▶ _YOUR OBJECTIVE_
Gather from the listing below each line that includes the word "Year", and copy it.

▶ _ROWS_

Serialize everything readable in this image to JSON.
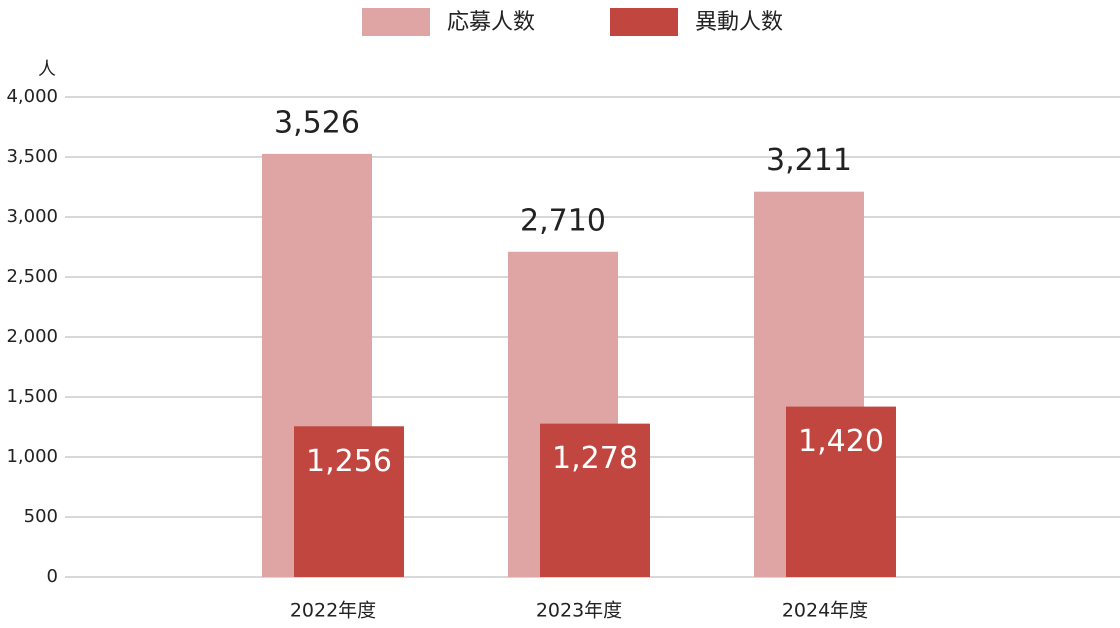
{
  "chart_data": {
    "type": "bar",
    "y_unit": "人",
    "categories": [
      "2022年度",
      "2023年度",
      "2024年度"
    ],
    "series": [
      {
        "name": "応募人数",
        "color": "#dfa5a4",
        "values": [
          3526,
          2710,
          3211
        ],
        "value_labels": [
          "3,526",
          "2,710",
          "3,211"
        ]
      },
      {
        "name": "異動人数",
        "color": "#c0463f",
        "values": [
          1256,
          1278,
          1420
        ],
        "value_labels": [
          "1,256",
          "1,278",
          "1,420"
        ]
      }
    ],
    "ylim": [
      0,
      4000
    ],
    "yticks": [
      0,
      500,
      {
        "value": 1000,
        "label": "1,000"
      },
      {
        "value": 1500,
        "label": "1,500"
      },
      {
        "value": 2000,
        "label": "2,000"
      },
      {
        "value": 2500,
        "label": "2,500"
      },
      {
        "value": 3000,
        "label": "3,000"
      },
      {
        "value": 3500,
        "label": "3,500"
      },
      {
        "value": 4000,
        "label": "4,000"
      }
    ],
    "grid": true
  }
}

---

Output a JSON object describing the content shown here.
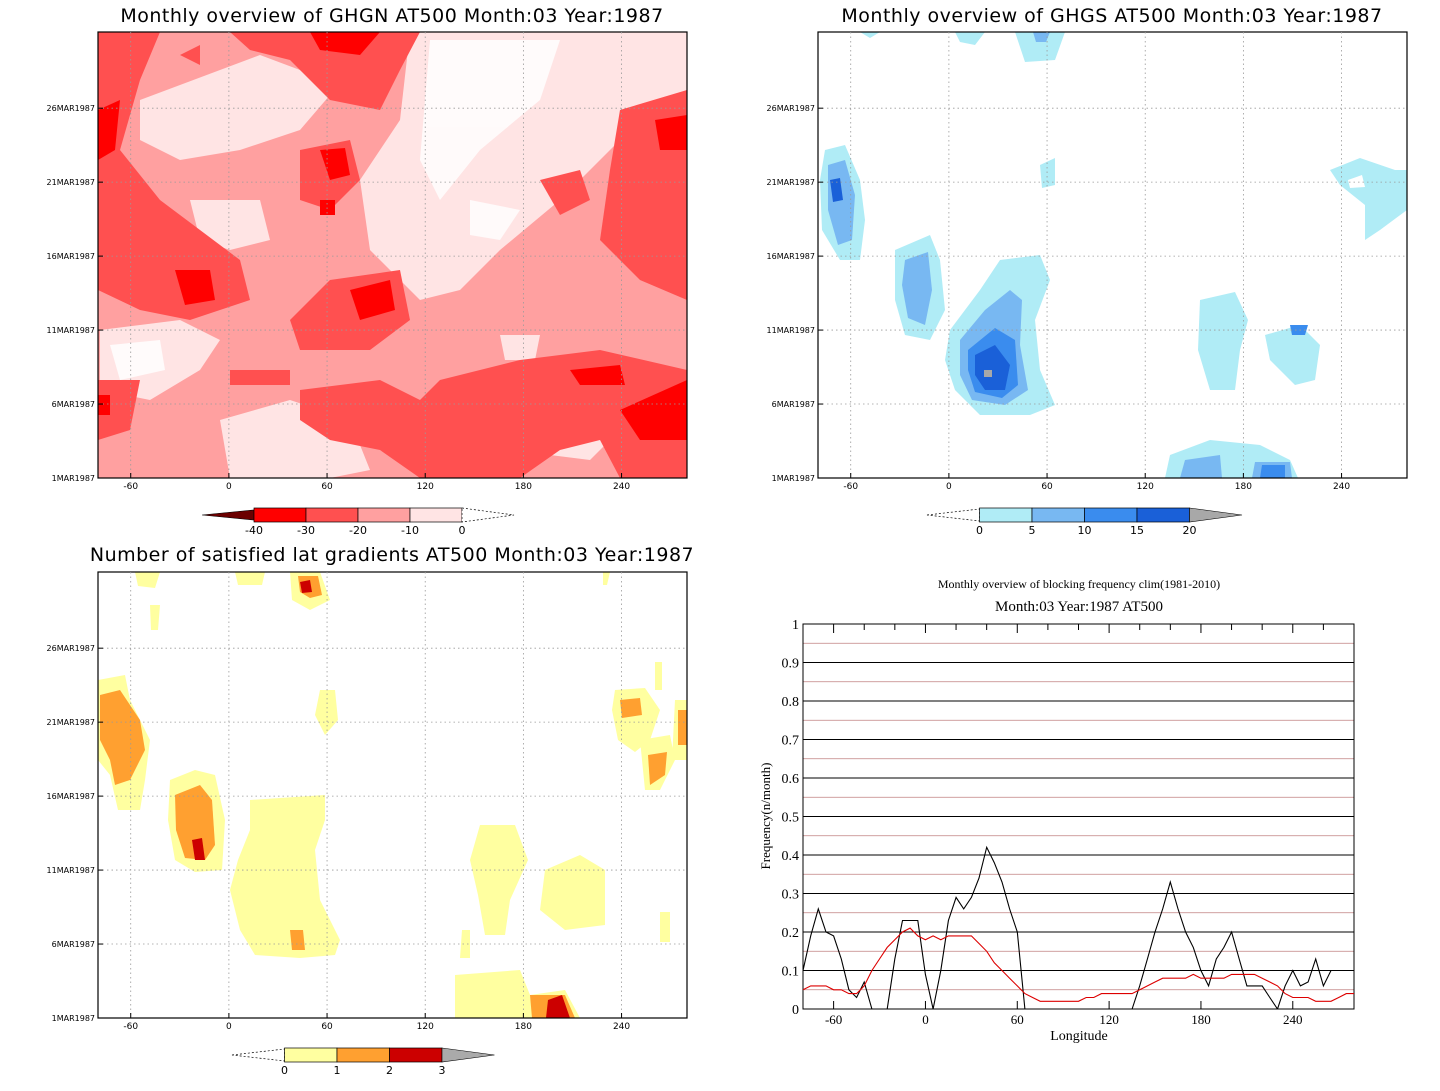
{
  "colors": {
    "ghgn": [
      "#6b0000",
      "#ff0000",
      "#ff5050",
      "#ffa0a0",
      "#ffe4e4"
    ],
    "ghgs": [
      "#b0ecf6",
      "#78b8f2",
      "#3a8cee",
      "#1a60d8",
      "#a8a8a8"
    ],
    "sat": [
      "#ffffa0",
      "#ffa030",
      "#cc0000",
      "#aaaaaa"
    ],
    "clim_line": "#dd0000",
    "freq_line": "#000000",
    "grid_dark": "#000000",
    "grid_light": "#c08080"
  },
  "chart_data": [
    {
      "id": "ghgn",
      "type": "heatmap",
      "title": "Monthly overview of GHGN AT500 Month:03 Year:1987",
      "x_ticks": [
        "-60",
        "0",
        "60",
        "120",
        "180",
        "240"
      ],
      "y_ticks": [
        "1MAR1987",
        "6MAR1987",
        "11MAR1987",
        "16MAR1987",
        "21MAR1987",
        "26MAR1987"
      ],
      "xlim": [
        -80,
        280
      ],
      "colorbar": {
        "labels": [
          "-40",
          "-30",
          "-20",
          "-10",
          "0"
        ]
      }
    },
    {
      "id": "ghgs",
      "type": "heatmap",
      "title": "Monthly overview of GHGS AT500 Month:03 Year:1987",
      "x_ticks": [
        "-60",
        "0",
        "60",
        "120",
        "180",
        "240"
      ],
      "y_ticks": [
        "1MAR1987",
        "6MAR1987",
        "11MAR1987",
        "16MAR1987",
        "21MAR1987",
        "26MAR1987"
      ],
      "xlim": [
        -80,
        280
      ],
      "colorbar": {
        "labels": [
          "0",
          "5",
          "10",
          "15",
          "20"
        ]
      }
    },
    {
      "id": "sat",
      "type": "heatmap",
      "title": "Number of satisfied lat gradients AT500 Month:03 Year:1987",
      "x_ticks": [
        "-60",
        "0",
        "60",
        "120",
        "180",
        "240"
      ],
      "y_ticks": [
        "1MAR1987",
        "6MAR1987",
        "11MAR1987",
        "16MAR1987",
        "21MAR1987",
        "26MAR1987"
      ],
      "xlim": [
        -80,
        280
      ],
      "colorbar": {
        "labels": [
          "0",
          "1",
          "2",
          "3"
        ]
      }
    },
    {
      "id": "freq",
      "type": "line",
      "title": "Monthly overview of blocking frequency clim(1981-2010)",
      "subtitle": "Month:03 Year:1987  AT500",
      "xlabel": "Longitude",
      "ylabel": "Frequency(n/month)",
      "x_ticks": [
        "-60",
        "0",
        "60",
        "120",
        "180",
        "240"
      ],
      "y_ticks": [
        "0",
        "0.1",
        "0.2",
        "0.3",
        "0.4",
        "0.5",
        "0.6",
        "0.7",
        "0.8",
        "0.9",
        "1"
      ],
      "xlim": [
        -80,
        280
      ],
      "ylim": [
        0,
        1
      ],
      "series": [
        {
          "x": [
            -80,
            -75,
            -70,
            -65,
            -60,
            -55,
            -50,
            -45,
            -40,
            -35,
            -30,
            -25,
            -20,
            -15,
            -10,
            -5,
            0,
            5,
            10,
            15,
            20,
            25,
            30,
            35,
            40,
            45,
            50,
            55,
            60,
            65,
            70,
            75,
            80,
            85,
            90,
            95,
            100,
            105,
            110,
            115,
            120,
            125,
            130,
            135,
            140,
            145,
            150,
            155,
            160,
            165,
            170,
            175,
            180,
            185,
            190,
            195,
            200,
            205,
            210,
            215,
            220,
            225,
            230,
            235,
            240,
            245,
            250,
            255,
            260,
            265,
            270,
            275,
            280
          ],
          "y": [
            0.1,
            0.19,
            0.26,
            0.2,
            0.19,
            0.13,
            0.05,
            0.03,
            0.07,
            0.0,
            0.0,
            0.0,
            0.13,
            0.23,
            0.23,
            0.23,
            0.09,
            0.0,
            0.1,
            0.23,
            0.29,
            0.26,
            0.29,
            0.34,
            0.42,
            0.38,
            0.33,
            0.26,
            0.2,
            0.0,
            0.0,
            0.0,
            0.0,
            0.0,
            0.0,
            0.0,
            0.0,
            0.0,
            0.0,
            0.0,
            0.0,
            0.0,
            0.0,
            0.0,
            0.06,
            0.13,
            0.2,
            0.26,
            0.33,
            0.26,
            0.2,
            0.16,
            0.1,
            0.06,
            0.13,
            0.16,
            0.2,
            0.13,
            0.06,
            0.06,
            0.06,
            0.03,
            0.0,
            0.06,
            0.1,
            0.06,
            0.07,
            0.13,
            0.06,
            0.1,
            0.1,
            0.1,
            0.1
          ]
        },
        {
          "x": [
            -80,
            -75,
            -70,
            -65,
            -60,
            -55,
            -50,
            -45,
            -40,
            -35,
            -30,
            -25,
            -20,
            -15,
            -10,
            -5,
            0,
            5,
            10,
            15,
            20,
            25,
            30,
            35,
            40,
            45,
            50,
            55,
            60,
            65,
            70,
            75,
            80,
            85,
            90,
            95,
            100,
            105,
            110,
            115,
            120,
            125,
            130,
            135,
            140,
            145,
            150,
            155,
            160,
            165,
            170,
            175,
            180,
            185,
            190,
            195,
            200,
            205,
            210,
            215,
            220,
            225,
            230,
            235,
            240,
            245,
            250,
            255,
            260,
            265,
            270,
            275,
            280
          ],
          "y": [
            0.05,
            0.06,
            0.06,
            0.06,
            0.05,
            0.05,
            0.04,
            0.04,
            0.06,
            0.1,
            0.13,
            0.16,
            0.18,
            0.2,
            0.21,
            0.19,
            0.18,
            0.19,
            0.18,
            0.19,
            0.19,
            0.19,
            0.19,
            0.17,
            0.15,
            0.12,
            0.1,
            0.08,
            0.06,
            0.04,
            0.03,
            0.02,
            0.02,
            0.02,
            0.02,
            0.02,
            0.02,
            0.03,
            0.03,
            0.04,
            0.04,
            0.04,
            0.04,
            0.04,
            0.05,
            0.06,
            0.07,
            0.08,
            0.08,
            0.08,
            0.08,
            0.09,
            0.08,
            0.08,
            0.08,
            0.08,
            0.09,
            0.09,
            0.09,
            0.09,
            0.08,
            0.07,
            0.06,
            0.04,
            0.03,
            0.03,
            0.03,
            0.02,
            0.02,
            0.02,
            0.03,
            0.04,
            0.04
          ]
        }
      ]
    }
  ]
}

▶ _ANSWER FOR THIS EXERCISE_
      "title": "Monthly overview of GHGN AT500 Month:03 Year:1987",
      "title": "Monthly overview of GHGS AT500 Month:03 Year:1987",
      "title": "Number of satisfied lat gradients AT500 Month:03 Year:1987",
      "subtitle": "Month:03 Year:1987  AT500",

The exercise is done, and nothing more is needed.